*Task directions*
Reproduce each line exactly. Skip none.
....
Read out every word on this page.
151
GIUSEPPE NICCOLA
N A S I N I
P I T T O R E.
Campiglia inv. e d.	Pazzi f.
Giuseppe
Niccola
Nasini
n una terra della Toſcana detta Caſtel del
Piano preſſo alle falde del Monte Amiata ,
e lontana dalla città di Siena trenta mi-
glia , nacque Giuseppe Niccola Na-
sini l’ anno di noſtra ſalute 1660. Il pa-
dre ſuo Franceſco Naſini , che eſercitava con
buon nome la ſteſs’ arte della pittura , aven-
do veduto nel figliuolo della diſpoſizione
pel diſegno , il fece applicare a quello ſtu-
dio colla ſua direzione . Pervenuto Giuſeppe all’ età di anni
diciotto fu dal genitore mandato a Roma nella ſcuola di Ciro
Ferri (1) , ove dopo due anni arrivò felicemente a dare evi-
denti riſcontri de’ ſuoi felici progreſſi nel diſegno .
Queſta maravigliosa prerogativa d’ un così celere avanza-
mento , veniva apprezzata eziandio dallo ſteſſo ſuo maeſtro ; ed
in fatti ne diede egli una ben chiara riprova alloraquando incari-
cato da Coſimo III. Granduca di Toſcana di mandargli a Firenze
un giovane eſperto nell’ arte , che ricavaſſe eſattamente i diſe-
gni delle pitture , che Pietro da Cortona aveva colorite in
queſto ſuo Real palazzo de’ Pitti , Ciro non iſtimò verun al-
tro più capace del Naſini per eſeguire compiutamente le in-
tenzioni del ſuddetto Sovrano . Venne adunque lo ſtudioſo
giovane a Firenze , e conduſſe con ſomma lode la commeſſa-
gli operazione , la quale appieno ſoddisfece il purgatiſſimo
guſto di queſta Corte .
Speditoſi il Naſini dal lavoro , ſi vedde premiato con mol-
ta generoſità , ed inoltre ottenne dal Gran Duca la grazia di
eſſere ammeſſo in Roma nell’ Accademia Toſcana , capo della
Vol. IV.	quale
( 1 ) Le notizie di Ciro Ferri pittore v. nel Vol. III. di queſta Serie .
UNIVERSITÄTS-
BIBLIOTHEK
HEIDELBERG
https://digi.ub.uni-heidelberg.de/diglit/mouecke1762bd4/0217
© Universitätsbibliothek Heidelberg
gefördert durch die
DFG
....
*Complete answer*
Read out every word on this page.
151
GIUSEPPE NICCOLA
N A S I N I
P I T T O R E.
Campiglia inv. e d.	Pazzi f.
Giuseppe
Niccola
Nasini
n una terra della Toſcana detta Caſtel del
Piano preſſo alle falde del Monte Amiata ,
e lontana dalla città di Siena trenta mi-
glia , nacque Giuseppe Niccola Na-
sini l’ anno di noſtra ſalute 1660. Il pa-
dre ſuo Franceſco Naſini , che eſercitava con
buon nome la ſteſs’ arte della pittura , aven-
do veduto nel figliuolo della diſpoſizione
pel diſegno , il fece applicare a quello ſtu-
dio colla ſua direzione . Pervenuto Giuſeppe all’ età di anni
diciotto fu dal genitore mandato a Roma nella ſcuola di Ciro
Ferri (1) , ove dopo due anni arrivò felicemente a dare evi-
denti riſcontri de’ ſuoi felici progreſſi nel diſegno .
Queſta maravigliosa prerogativa d’ un così celere avanza-
mento , veniva apprezzata eziandio dallo ſteſſo ſuo maeſtro ; ed
in fatti ne diede egli una ben chiara riprova alloraquando incari-
cato da Coſimo III. Granduca di Toſcana di mandargli a Firenze
un giovane eſperto nell’ arte , che ricavaſſe eſattamente i diſe-
gni delle pitture , che Pietro da Cortona aveva colorite in
queſto ſuo Real palazzo de’ Pitti , Ciro non iſtimò verun al-
tro più capace del Naſini per eſeguire compiutamente le in-
tenzioni del ſuddetto Sovrano . Venne adunque lo ſtudioſo
giovane a Firenze , e conduſſe con ſomma lode la commeſſa-
gli operazione , la quale appieno ſoddisfece il purgatiſſimo
guſto di queſta Corte .
Speditoſi il Naſini dal lavoro , ſi vedde premiato con mol-
ta generoſità , ed inoltre ottenne dal Gran Duca la grazia di
eſſere ammeſſo in Roma nell’ Accademia Toſcana , capo della
Vol. IV.	quale
( 1 ) Le notizie di Ciro Ferri pittore v. nel Vol. III. di queſta Serie .
UNIVERSITÄTS-
BIBLIOTHEK
HEIDELBERG
https://digi.ub.uni-heidelberg.de/diglit/mouecke1762bd4/0217
© Universitätsbibliothek Heidelberg
gefördert durch die
DFG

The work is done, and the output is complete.